▶ [Aim of the task]:
Gather every line of the entries that includes the word "style".

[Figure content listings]
--- --- ---
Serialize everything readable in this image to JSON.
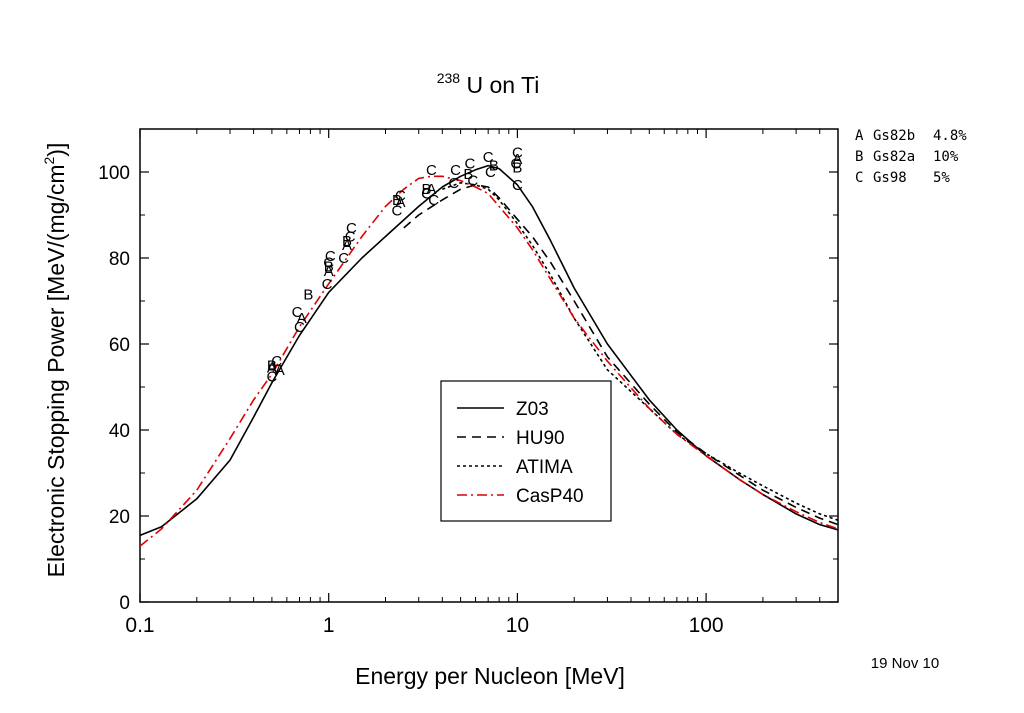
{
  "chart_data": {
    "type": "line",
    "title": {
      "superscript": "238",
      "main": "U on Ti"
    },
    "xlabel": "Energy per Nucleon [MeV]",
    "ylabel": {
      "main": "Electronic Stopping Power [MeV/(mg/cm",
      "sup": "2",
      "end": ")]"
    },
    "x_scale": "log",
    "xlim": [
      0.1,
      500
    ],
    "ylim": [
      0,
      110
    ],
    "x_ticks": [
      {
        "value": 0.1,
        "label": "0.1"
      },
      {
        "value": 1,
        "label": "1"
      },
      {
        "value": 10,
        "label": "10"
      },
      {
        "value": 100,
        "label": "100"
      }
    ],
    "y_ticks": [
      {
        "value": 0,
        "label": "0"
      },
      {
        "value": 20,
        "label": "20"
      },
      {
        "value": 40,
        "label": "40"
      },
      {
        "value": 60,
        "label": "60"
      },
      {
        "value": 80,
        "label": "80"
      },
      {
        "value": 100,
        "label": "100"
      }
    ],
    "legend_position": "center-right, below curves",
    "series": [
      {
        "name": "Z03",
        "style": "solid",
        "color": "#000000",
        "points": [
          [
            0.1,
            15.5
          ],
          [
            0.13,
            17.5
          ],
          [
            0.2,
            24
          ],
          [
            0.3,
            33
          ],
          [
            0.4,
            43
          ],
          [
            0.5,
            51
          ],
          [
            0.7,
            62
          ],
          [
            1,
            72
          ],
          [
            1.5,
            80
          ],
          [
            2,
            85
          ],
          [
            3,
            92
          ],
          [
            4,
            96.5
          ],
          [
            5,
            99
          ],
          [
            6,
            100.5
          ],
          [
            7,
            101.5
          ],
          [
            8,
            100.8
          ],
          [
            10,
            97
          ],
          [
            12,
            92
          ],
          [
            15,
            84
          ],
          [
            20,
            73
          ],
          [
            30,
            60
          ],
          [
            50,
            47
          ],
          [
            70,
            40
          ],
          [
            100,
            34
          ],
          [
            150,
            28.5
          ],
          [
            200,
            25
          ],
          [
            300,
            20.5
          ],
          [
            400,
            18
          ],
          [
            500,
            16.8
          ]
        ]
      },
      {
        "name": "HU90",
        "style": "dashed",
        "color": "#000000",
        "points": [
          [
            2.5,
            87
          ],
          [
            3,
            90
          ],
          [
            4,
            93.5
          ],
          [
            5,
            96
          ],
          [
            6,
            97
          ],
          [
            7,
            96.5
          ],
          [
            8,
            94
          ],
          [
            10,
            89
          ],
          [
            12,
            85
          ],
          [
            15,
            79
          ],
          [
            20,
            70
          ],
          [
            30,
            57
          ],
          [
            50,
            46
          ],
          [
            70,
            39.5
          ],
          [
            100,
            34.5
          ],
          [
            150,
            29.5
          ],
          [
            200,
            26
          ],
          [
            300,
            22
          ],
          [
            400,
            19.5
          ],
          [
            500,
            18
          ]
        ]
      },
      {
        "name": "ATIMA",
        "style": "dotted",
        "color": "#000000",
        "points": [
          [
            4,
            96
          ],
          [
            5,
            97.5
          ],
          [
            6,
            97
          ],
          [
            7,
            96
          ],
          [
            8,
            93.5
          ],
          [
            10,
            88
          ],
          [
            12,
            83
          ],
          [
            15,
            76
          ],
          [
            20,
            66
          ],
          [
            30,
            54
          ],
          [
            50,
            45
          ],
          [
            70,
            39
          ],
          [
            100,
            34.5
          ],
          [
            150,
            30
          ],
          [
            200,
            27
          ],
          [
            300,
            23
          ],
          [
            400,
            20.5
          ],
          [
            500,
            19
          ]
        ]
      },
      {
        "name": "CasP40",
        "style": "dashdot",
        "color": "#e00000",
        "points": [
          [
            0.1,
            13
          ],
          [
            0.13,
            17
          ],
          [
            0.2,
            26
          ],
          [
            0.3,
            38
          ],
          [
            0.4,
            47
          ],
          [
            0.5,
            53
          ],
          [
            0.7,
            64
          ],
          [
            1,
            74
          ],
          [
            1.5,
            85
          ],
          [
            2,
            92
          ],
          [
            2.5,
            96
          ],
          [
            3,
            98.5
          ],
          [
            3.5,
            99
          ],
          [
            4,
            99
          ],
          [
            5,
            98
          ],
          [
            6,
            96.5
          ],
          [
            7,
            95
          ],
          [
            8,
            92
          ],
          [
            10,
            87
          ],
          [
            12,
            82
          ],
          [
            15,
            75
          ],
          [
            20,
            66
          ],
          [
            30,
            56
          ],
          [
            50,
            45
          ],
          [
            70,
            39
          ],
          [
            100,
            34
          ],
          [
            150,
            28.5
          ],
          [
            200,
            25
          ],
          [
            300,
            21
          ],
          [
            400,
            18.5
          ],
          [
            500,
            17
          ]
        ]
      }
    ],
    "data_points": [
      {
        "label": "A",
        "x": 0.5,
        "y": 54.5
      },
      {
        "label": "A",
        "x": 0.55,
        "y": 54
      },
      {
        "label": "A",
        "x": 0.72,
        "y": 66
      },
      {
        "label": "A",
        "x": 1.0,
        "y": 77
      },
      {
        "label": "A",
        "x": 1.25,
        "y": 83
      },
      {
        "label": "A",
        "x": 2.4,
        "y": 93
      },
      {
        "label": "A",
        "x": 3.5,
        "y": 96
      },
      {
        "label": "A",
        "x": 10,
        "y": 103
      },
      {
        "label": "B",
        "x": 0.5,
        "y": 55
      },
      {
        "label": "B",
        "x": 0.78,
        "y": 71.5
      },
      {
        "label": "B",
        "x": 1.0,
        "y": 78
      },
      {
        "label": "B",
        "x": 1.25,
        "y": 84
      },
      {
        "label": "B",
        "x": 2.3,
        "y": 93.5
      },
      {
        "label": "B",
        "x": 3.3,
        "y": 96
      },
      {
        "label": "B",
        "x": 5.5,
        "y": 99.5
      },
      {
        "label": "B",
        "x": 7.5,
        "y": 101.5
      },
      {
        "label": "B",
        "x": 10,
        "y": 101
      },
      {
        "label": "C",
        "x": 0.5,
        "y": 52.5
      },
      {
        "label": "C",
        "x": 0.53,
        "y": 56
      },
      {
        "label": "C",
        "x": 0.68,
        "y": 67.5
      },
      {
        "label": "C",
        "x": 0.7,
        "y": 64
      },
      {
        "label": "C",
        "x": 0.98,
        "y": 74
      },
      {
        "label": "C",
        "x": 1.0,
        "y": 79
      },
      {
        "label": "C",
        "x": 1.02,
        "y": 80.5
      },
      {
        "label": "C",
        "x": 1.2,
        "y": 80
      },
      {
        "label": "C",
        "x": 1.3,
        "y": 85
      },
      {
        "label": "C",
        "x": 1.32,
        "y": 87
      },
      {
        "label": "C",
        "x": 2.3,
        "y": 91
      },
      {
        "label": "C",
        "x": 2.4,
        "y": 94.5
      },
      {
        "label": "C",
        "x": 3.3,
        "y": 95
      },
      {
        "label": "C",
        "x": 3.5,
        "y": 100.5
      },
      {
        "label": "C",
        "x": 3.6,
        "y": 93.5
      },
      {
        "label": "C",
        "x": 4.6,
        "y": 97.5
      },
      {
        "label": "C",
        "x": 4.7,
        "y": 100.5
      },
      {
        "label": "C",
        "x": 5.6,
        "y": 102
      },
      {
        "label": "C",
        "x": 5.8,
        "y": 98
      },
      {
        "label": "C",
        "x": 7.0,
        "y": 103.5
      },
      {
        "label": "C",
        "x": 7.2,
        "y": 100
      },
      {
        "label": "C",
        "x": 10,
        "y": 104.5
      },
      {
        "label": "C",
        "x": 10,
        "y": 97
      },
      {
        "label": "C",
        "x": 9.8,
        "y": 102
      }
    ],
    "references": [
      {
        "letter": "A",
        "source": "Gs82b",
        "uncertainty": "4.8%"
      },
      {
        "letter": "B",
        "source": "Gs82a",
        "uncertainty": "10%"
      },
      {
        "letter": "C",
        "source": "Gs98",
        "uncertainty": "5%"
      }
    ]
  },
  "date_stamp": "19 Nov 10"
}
--- --- ---
▶ [The reply]:
        "style": "solid",
        "style": "dashed",
        "style": "dotted",
        "style": "dashdot",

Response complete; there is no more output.